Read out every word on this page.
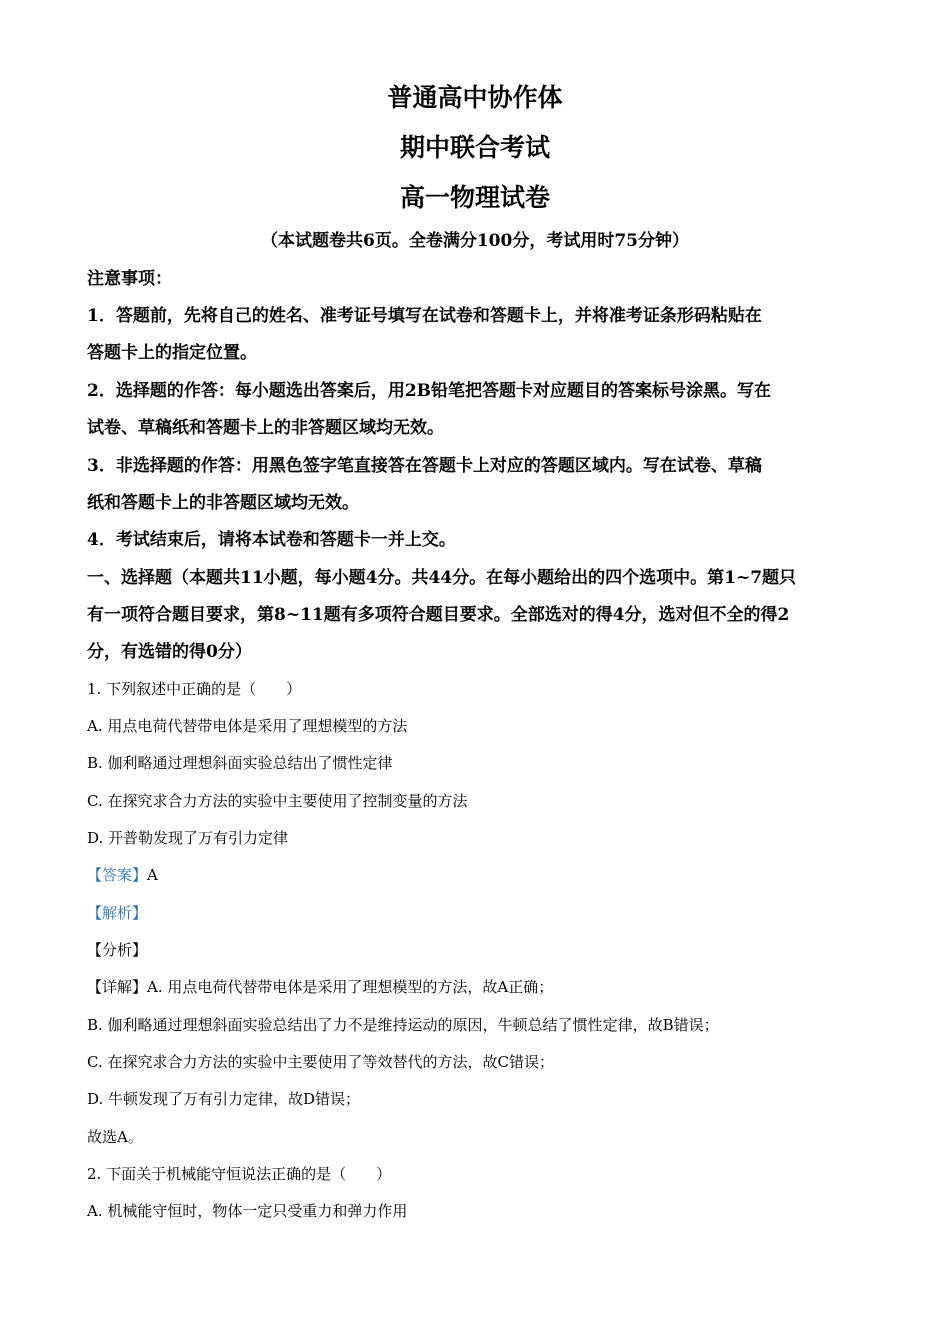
普通高中协作体
期中联合考试
高一物理试卷
（本试题卷共6页。全卷满分100分，考试用时75分钟）
注意事项：
1．答题前，先将自己的姓名、准考证号填写在试卷和答题卡上，并将准考证条形码粘贴在
答题卡上的指定位置。
2．选择题的作答：每小题选出答案后，用2B铅笔把答题卡对应题目的答案标号涂黑。写在
试卷、草稿纸和答题卡上的非答题区域均无效。
3．非选择题的作答：用黑色签字笔直接答在答题卡上对应的答题区域内。写在试卷、草稿
纸和答题卡上的非答题区域均无效。
4．考试结束后，请将本试卷和答题卡一并上交。
一、选择题（本题共11小题，每小题4分。共44分。在每小题给出的四个选项中。第1~7题只
有一项符合题目要求，第8~11题有多项符合题目要求。全部选对的得4分，选对但不全的得2
分，有选错的得0分）
1. 下列叙述中正确的是（　　）
A. 用点电荷代替带电体是采用了理想模型的方法
B. 伽利略通过理想斜面实验总结出了惯性定律
C. 在探究求合力方法的实验中主要使用了控制变量的方法
D. 开普勒发现了万有引力定律
【答案】A
【解析】
【分析】
【详解】A. 用点电荷代替带电体是采用了理想模型的方法，故A正确；
B. 伽利略通过理想斜面实验总结出了力不是维持运动的原因，牛顿总结了惯性定律，故B错误；
C. 在探究求合力方法的实验中主要使用了等效替代的方法，故C错误；
D. 牛顿发现了万有引力定律，故D错误；
故选A。
2. 下面关于机械能守恒说法正确的是（　　）
A. 机械能守恒时，物体一定只受重力和弹力作用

______________________________

### Given request
From the entries above, extract every line where the word "用点电荷代替带电体是采用了理想模型的方法" appears.

### Task output
A. 用点电荷代替带电体是采用了理想模型的方法
【详解】A. 用点电荷代替带电体是采用了理想模型的方法，故A正确；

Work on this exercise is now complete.